TASK INSTRUCTIONS :: Locate all lines in the data below that hold "this" and show them.

RECORD SET ::
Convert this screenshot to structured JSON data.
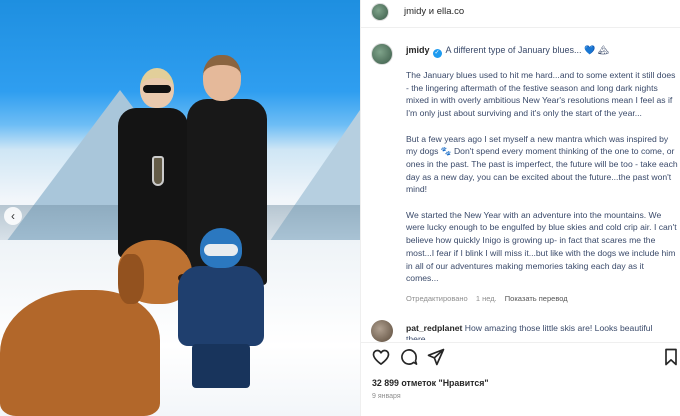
{
  "header": {
    "title": "jmidy и ella.co"
  },
  "post": {
    "username": "jmidy",
    "first_line": "A different type of January blues... 💙 🏔",
    "paragraphs": [
      "The January blues used to hit me hard...and to some extent it still does - the lingering aftermath of the festive season and long dark nights mixed in with overly ambitious New Year's resolutions mean I feel as if I'm only just about surviving and it's only the start of the year...",
      "But a few years ago I set myself a new mantra which was inspired by my dogs 🐾 Don't spend every moment thinking of the one to come, or ones in the past. The past is imperfect, the future will be too - take each day as a new day, you can be excited about the future...the past won't mind!",
      "We started the New Year with an adventure into the mountains. We were lucky enough to be engulfed by blue skies and cold crip air. I can't believe how quickly Inigo is growing up- in fact that scares me the most...I fear if I blink I will miss it...but like with the dogs we include him in all of our adventures making memories taking each day as it comes..."
    ],
    "meta": {
      "edited": "Отредактировано",
      "age": "1 нед.",
      "translate": "Показать перевод"
    }
  },
  "comment": {
    "username": "pat_redplanet",
    "text": "How amazing those little skis are! Looks beautiful there"
  },
  "footer": {
    "likes_count": "32 899",
    "likes_suffix": "отметок \"Нравится\"",
    "date": "9 января"
  },
  "icons": {
    "like": "heart-icon",
    "comment": "comment-icon",
    "share": "share-icon",
    "save": "bookmark-icon",
    "verified": "verified-badge-icon",
    "carousel": "chevron-left-icon"
  },
  "colors": {
    "verified": "#1d9bf0",
    "text": "#262626",
    "secondary": "#8e8e8e",
    "caption": "#3a4a6a"
  }
}
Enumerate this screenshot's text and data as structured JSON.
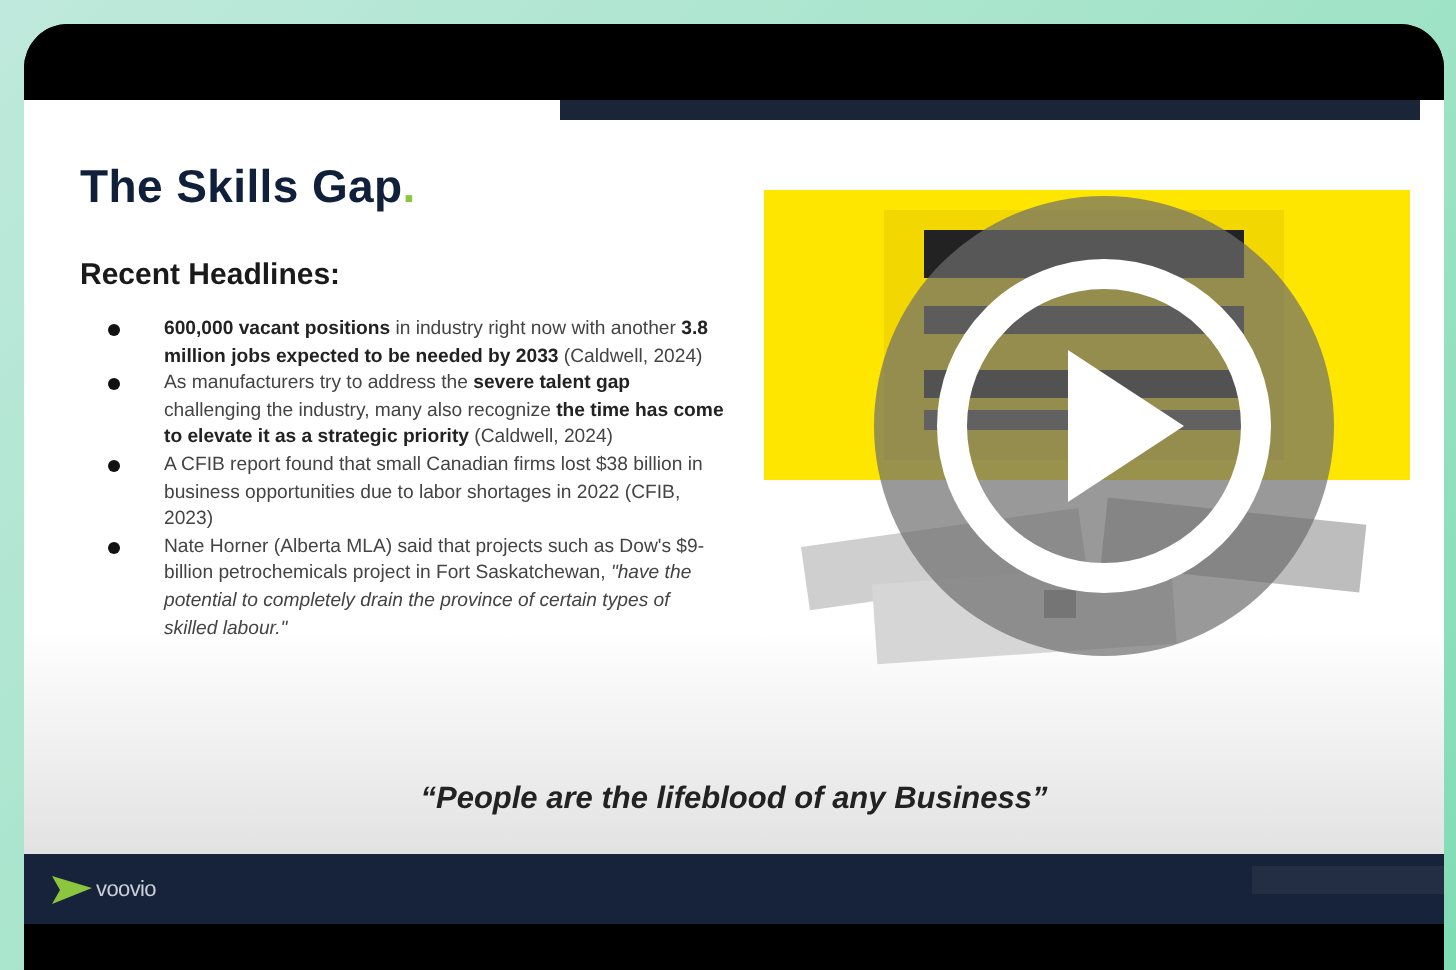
{
  "video": {
    "slide": {
      "title": "The Skills Gap",
      "title_mark": ".",
      "subtitle": "Recent Headlines:",
      "bullets": [
        "**600,000 vacant positions** in industry right now with another **3.8 million jobs expected to be needed by 2033** (Caldwell, 2024)",
        "As manufacturers try to address the **severe talent gap** challenging the industry, many also recognize **the time has come to elevate it as a strategic priority** (Caldwell, 2024)",
        "A CFIB report found that small Canadian firms lost $38 billion in business opportunities due to labor shortages in 2022 (CFIB, 2023)",
        "Nate Horner (Alberta MLA) said that projects such as Dow's $9-billion petrochemicals project in Fort Saskatchewan, *\"have the potential to completely drain the province of certain types of skilled labour.\"*"
      ],
      "quote": "“People are the lifeblood of any Business”",
      "footer_logo": "voovio"
    },
    "playing": false
  }
}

THE RESPONSE ::
Convert this screenshot to structured JSON data.
Enumerate this screenshot's text and data as structured JSON.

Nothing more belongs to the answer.